Challenge: Repeat every line of the material, character for character.

Data supplied:
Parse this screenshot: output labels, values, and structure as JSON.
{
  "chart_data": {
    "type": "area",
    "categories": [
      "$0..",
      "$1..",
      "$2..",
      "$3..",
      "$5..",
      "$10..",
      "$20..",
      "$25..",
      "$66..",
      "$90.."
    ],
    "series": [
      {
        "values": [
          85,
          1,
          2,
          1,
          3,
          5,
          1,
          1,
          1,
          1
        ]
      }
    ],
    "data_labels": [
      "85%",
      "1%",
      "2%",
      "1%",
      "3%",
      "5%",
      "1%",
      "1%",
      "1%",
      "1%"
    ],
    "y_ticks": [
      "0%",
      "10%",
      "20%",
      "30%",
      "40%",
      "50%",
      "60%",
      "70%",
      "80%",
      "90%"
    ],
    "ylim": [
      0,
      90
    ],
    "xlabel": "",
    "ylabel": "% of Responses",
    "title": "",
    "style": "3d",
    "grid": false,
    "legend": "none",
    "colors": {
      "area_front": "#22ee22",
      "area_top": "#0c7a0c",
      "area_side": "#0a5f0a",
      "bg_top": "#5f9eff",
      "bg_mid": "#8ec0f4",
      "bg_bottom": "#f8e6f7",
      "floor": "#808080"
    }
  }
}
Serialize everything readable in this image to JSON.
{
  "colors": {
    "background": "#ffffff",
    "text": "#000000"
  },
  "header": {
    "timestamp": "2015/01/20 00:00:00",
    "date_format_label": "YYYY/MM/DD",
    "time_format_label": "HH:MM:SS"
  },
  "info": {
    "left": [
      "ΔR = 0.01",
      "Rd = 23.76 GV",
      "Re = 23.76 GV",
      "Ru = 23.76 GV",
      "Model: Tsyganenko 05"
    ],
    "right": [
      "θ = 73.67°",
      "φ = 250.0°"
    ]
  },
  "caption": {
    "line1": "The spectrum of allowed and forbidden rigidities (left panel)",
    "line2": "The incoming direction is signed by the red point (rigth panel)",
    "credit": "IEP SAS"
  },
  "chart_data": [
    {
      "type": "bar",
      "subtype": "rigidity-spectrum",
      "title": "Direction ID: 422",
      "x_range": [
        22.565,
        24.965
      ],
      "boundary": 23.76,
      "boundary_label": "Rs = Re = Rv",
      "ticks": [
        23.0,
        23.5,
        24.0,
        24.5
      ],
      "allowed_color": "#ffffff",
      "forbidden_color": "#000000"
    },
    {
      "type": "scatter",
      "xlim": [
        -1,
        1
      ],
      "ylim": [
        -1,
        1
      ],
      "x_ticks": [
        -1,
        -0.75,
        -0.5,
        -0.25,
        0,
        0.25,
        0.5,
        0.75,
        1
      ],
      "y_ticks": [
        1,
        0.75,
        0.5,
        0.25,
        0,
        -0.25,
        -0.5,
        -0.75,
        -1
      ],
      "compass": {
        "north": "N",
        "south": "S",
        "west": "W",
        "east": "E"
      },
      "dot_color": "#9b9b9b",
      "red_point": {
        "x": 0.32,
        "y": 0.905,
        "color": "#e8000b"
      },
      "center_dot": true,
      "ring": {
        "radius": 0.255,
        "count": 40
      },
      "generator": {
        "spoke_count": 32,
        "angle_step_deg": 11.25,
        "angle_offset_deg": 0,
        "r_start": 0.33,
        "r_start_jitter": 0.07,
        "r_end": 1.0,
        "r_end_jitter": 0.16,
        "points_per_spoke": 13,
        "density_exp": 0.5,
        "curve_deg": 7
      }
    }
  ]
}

Response to the task:
Parse this screenshot: output labels, values, and structure as JSON.
{
  "chart_data": {
    "type": "area",
    "categories": [
      "$0..",
      "$1..",
      "$2..",
      "$3..",
      "$5..",
      "$10..",
      "$20..",
      "$25..",
      "$66..",
      "$90.."
    ],
    "series": [
      {
        "values": [
          85,
          1,
          2,
          1,
          3,
          5,
          1,
          1,
          1,
          1
        ]
      }
    ],
    "data_labels": [
      "85%",
      "1%",
      "2%",
      "1%",
      "3%",
      "5%",
      "1%",
      "1%",
      "1%",
      "1%"
    ],
    "y_ticks": [
      "0%",
      "10%",
      "20%",
      "30%",
      "40%",
      "50%",
      "60%",
      "70%",
      "80%",
      "90%"
    ],
    "ylim": [
      0,
      90
    ],
    "xlabel": "",
    "ylabel": "% of Responses",
    "title": "",
    "style": "3d",
    "grid": false,
    "legend": "none",
    "colors": {
      "area_front": "#22ee22",
      "area_top": "#0c7a0c",
      "area_side": "#0a5f0a",
      "bg_top": "#5f9eff",
      "bg_mid": "#8ec0f4",
      "bg_bottom": "#f8e6f7",
      "floor": "#808080"
    }
  }
}
Serialize everything readable in this image to JSON.
{
  "colors": {
    "background": "#ffffff",
    "text": "#000000"
  },
  "header": {
    "timestamp": "2015/01/20 00:00:00",
    "date_format_label": "YYYY/MM/DD",
    "time_format_label": "HH:MM:SS"
  },
  "info": {
    "left": [
      "ΔR = 0.01",
      "Rd = 23.76 GV",
      "Re = 23.76 GV",
      "Ru = 23.76 GV",
      "Model: Tsyganenko 05"
    ],
    "right": [
      "θ = 73.67°",
      "φ = 250.0°"
    ]
  },
  "caption": {
    "line1": "The spectrum of allowed and forbidden rigidities (left panel)",
    "line2": "The incoming direction is signed by the red point (rigth panel)",
    "credit": "IEP SAS"
  },
  "chart_data": [
    {
      "type": "bar",
      "subtype": "rigidity-spectrum",
      "title": "Direction ID: 422",
      "x_range": [
        22.565,
        24.965
      ],
      "boundary": 23.76,
      "boundary_label": "Rs = Re = Rv",
      "ticks": [
        23.0,
        23.5,
        24.0,
        24.5
      ],
      "allowed_color": "#ffffff",
      "forbidden_color": "#000000"
    },
    {
      "type": "scatter",
      "xlim": [
        -1,
        1
      ],
      "ylim": [
        -1,
        1
      ],
      "x_ticks": [
        -1,
        -0.75,
        -0.5,
        -0.25,
        0,
        0.25,
        0.5,
        0.75,
        1
      ],
      "y_ticks": [
        1,
        0.75,
        0.5,
        0.25,
        0,
        -0.25,
        -0.5,
        -0.75,
        -1
      ],
      "compass": {
        "north": "N",
        "south": "S",
        "west": "W",
        "east": "E"
      },
      "dot_color": "#9b9b9b",
      "red_point": {
        "x": 0.32,
        "y": 0.905,
        "color": "#e8000b"
      },
      "center_dot": true,
      "ring": {
        "radius": 0.255,
        "count": 40
      },
      "generator": {
        "spoke_count": 32,
        "angle_step_deg": 11.25,
        "angle_offset_deg": 0,
        "r_start": 0.33,
        "r_start_jitter": 0.07,
        "r_end": 1.0,
        "r_end_jitter": 0.16,
        "points_per_spoke": 13,
        "density_exp": 0.5,
        "curve_deg": 7
      }
    }
  ]
}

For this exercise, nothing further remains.